Gather each line containing the string "Development" from these entries.

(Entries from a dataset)
>> start

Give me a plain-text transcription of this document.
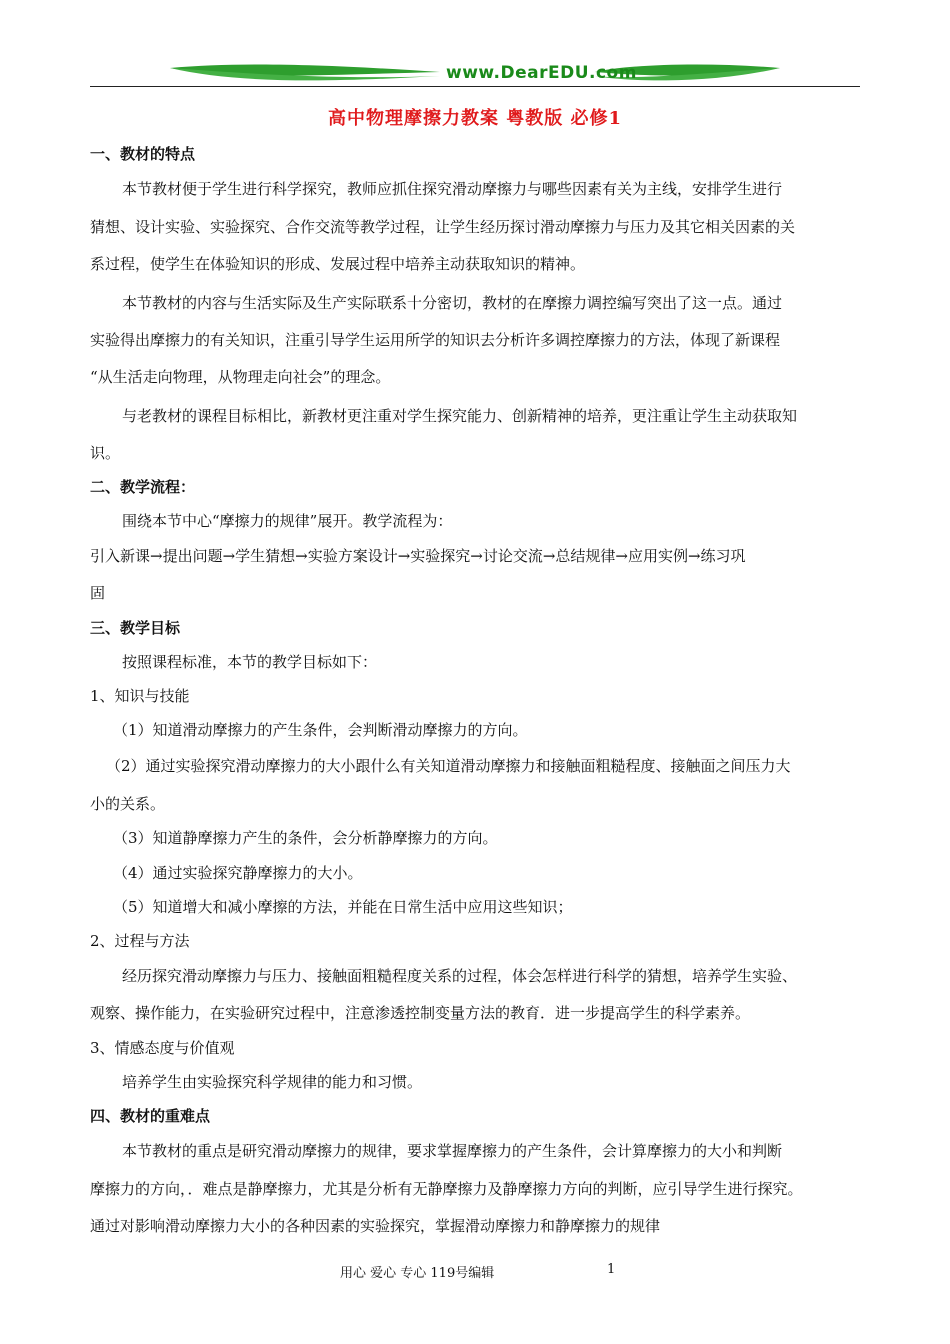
www.DearEDU.com
高中物理摩擦力教案 粤教版 必修1
一、教材的特点
本节教材便于学生进行科学探究，教师应抓住探究滑动摩擦力与哪些因素有关为主线，安排学生进行
猜想、设计实验、实验探究、合作交流等教学过程，让学生经历探讨滑动摩擦力与压力及其它相关因素的关
系过程，使学生在体验知识的形成、发展过程中培养主动获取知识的精神。
本节教材的内容与生活实际及生产实际联系十分密切，教材的在摩擦力调控编写突出了这一点。通过
实验得出摩擦力的有关知识，注重引导学生运用所学的知识去分析许多调控摩擦力的方法，体现了新课程
“从生活走向物理，从物理走向社会”的理念。
与老教材的课程目标相比，新教材更注重对学生探究能力、创新精神的培养，更注重让学生主动获取知
识。
二、教学流程：
围绕本节中心“摩擦力的规律”展开。教学流程为：
引入新课→提出问题→学生猜想→实验方案设计→实验探究→讨论交流→总结规律→应用实例→练习巩
固
三、教学目标
按照课程标准，本节的教学目标如下：
1、知识与技能
（1）知道滑动摩擦力的产生条件，会判断滑动摩擦力的方向。
（2）通过实验探究滑动摩擦力的大小跟什么有关知道滑动摩擦力和接触面粗糙程度、接触面之间压力大
小的关系。
（3）知道静摩擦力产生的条件，会分析静摩擦力的方向。
（4）通过实验探究静摩擦力的大小。
（5）知道增大和减小摩擦的方法，并能在日常生活中应用这些知识；
2、过程与方法
经历探究滑动摩擦力与压力、接触面粗糙程度关系的过程，体会怎样进行科学的猜想，培养学生实验、
观察、操作能力，在实验研究过程中，注意渗透控制变量方法的教育．进一步提高学生的科学素养。
3、情感态度与价值观
培养学生由实验探究科学规律的能力和习惯。
四、教材的重难点
本节教材的重点是研究滑动摩擦力的规律，要求掌握摩擦力的产生条件，会计算摩擦力的大小和判断
摩擦力的方向，．难点是静摩擦力，尤其是分析有无静摩擦力及静摩擦力方向的判断，应引导学生进行探究。
通过对影响滑动摩擦力大小的各种因素的实验探究，掌握滑动摩擦力和静摩擦力的规律
用心 爱心 专心 119号编辑	1
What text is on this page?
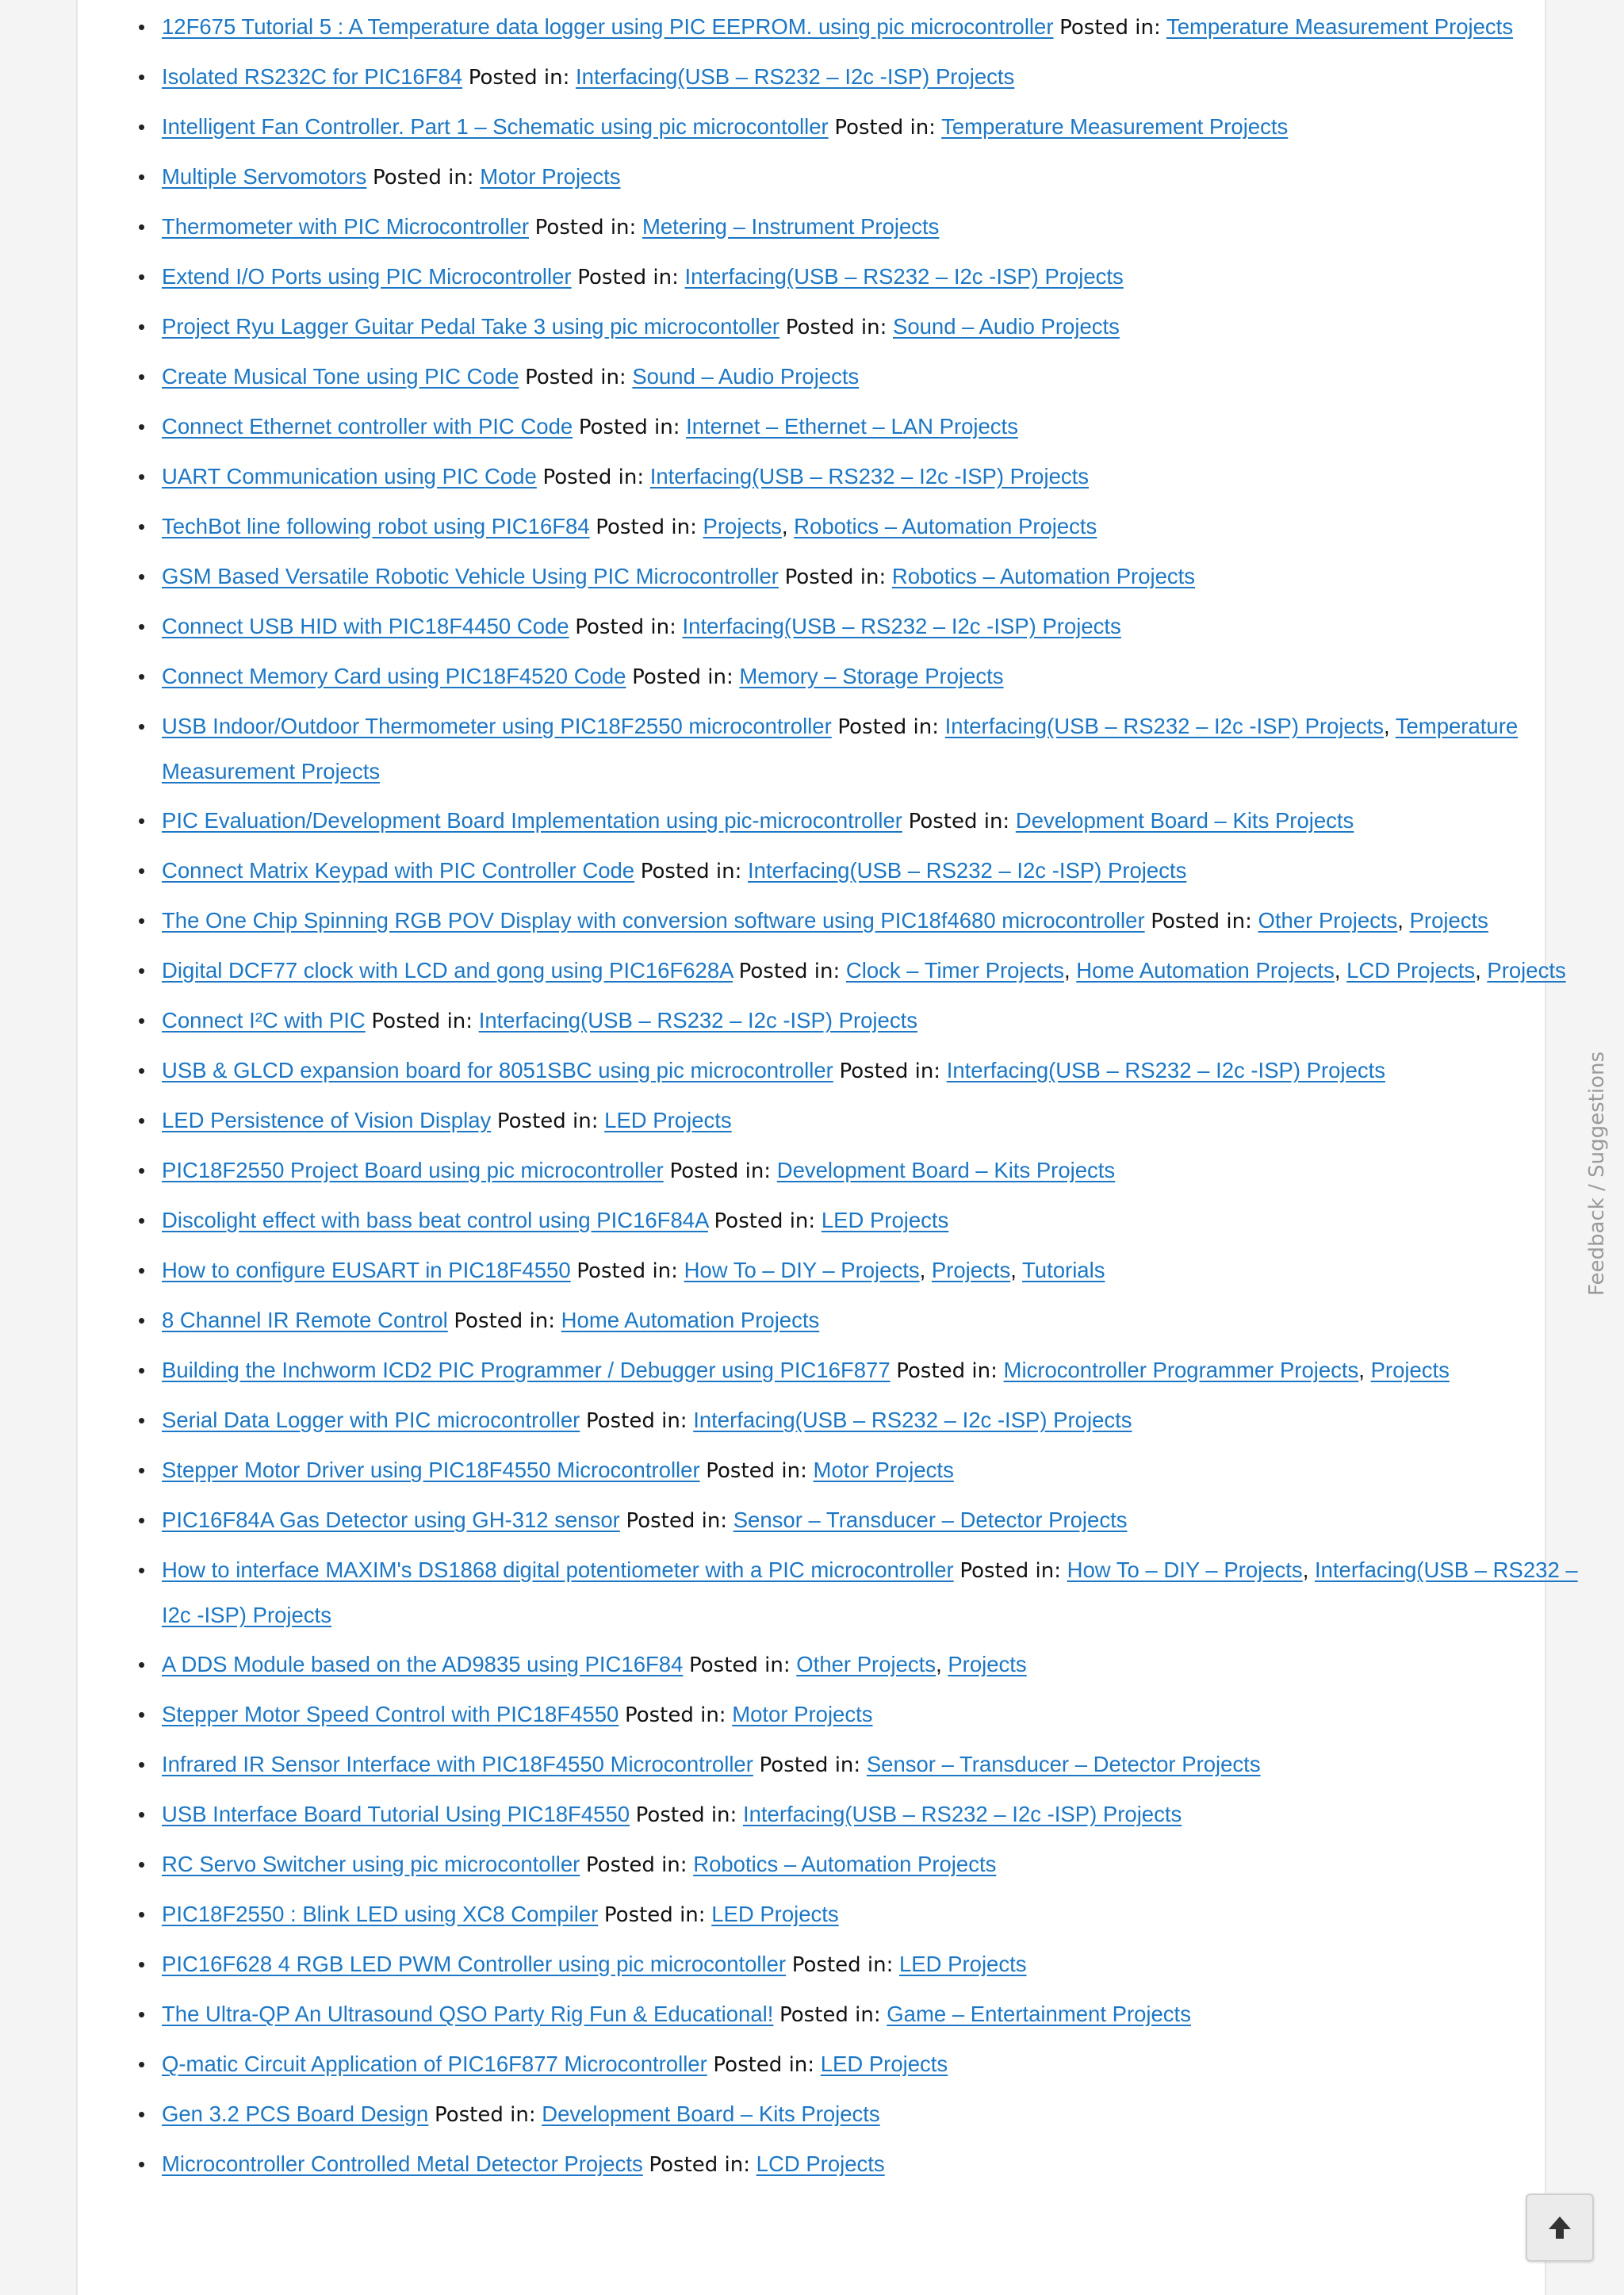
• 12F675 Tutorial 5 : A Temperature data logger using PIC EEPROM. using pic microcontroller Posted in: Temperature Measurement Projects
• Isolated RS232C for PIC16F84 Posted in: Interfacing(USB – RS232 – I2c -ISP) Projects
• Intelligent Fan Controller. Part 1 – Schematic using pic microcontoller Posted in: Temperature Measurement Projects
• Multiple Servomotors Posted in: Motor Projects
• Thermometer with PIC Microcontroller Posted in: Metering – Instrument Projects
• Extend I/O Ports using PIC Microcontroller Posted in: Interfacing(USB – RS232 – I2c -ISP) Projects
• Project Ryu Lagger Guitar Pedal Take 3 using pic microcontoller Posted in: Sound – Audio Projects
• Create Musical Tone using PIC Code Posted in: Sound – Audio Projects
• Connect Ethernet controller with PIC Code Posted in: Internet – Ethernet – LAN Projects
• UART Communication using PIC Code Posted in: Interfacing(USB – RS232 – I2c -ISP) Projects
• TechBot line following robot using PIC16F84 Posted in: Projects, Robotics – Automation Projects
• GSM Based Versatile Robotic Vehicle Using PIC Microcontroller Posted in: Robotics – Automation Projects
• Connect USB HID with PIC18F4450 Code Posted in: Interfacing(USB – RS232 – I2c -ISP) Projects
• Connect Memory Card using PIC18F4520 Code Posted in: Memory – Storage Projects
• USB Indoor/Outdoor Thermometer using PIC18F2550 microcontroller Posted in: Interfacing(USB – RS232 – I2c -ISP) Projects, Temperature Measurement Projects
• PIC Evaluation/Development Board Implementation using pic-microcontroller Posted in: Development Board – Kits Projects
• Connect Matrix Keypad with PIC Controller Code Posted in: Interfacing(USB – RS232 – I2c -ISP) Projects
• The One Chip Spinning RGB POV Display with conversion software using PIC18f4680 microcontroller Posted in: Other Projects, Projects
• Digital DCF77 clock with LCD and gong using PIC16F628A Posted in: Clock – Timer Projects, Home Automation Projects, LCD Projects, Projects
• Connect I²C with PIC Posted in: Interfacing(USB – RS232 – I2c -ISP) Projects
• USB & GLCD expansion board for 8051SBC using pic microcontroller Posted in: Interfacing(USB – RS232 – I2c -ISP) Projects
• LED Persistence of Vision Display Posted in: LED Projects
• PIC18F2550 Project Board using pic microcontroller Posted in: Development Board – Kits Projects
• Discolight effect with bass beat control using PIC16F84A Posted in: LED Projects
• How to configure EUSART in PIC18F4550 Posted in: How To – DIY – Projects, Projects, Tutorials
• 8 Channel IR Remote Control Posted in: Home Automation Projects
• Building the Inchworm ICD2 PIC Programmer / Debugger using PIC16F877 Posted in: Microcontroller Programmer Projects, Projects
• Serial Data Logger with PIC microcontroller Posted in: Interfacing(USB – RS232 – I2c -ISP) Projects
• Stepper Motor Driver using PIC18F4550 Microcontroller Posted in: Motor Projects
• PIC16F84A Gas Detector using GH-312 sensor Posted in: Sensor – Transducer – Detector Projects
• How to interface MAXIM's DS1868 digital potentiometer with a PIC microcontroller Posted in: How To – DIY – Projects, Interfacing(USB – RS232 – I2c -ISP) Projects
• A DDS Module based on the AD9835 using PIC16F84 Posted in: Other Projects, Projects
• Stepper Motor Speed Control with PIC18F4550 Posted in: Motor Projects
• Infrared IR Sensor Interface with PIC18F4550 Microcontroller Posted in: Sensor – Transducer – Detector Projects
• USB Interface Board Tutorial Using PIC18F4550 Posted in: Interfacing(USB – RS232 – I2c -ISP) Projects
• RC Servo Switcher using pic microcontoller Posted in: Robotics – Automation Projects
• PIC18F2550 : Blink LED using XC8 Compiler Posted in: LED Projects
• PIC16F628 4 RGB LED PWM Controller using pic microcontoller Posted in: LED Projects
• The Ultra-QP An Ultrasound QSO Party Rig Fun & Educational! Posted in: Game – Entertainment Projects
• Q-matic Circuit Application of PIC16F877 Microcontroller Posted in: LED Projects
• Gen 3.2 PCS Board Design Posted in: Development Board – Kits Projects
• Microcontroller Controlled Metal Detector Projects Posted in: LCD Projects
Feedback / Suggestions
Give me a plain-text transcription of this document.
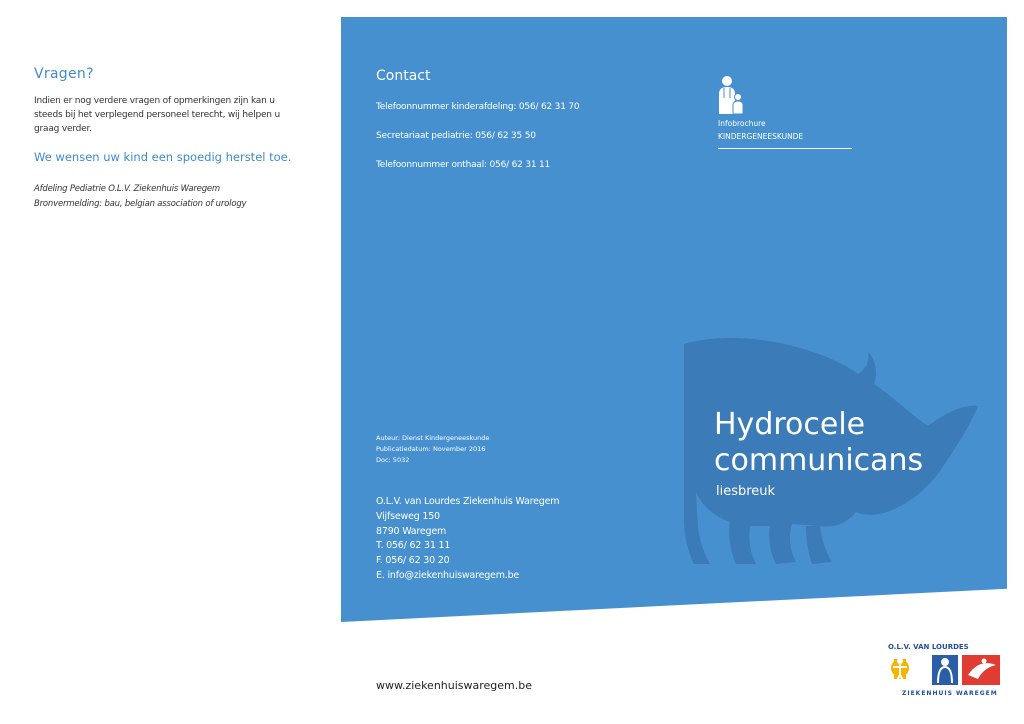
Vragen?

Indien er nog verdere vragen of opmerkingen zijn kan u steeds bij het verplegend personeel terecht, wij helpen u graag verder.

We wensen uw kind een spoedig herstel toe.

Afdeling Pediatrie O.L.V. Ziekenhuis Waregem
Bronvermelding: bau, belgian association of urology
Contact
Telefoonnummer kinderafdeling: 056/ 62 31 70
Secretariaat pediatrie: 056/ 62 35 50
Telefoonnummer onthaal: 056/ 62 31 11
Infobrochure
KINDERGENEESKUNDE
Auteur: Dienst Kindergeneeskunde
Publicatiedatum: November 2016
Doc: 5032
O.L.V. van Lourdes Ziekenhuis Waregem
Vijfseweg 150
8790 Waregem
T. 056/ 62 31 11
F. 056/ 62 30 20
E. info@ziekenhuiswaregem.be
Hydrocele
communicans
liesbreuk
www.ziekenhuiswaregem.be
O.L.V. VAN LOURDES
ZIEKENHUIS WAREGEM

>> end

## Exercise solution
• PIC Evaluation/Development Board Implementation using pic-microcontroller Posted in: Development Board – Kits Projects
• PIC18F2550 Project Board using pic microcontroller Posted in: Development Board – Kits Projects
• Gen 3.2 PCS Board Design Posted in: Development Board – Kits Projects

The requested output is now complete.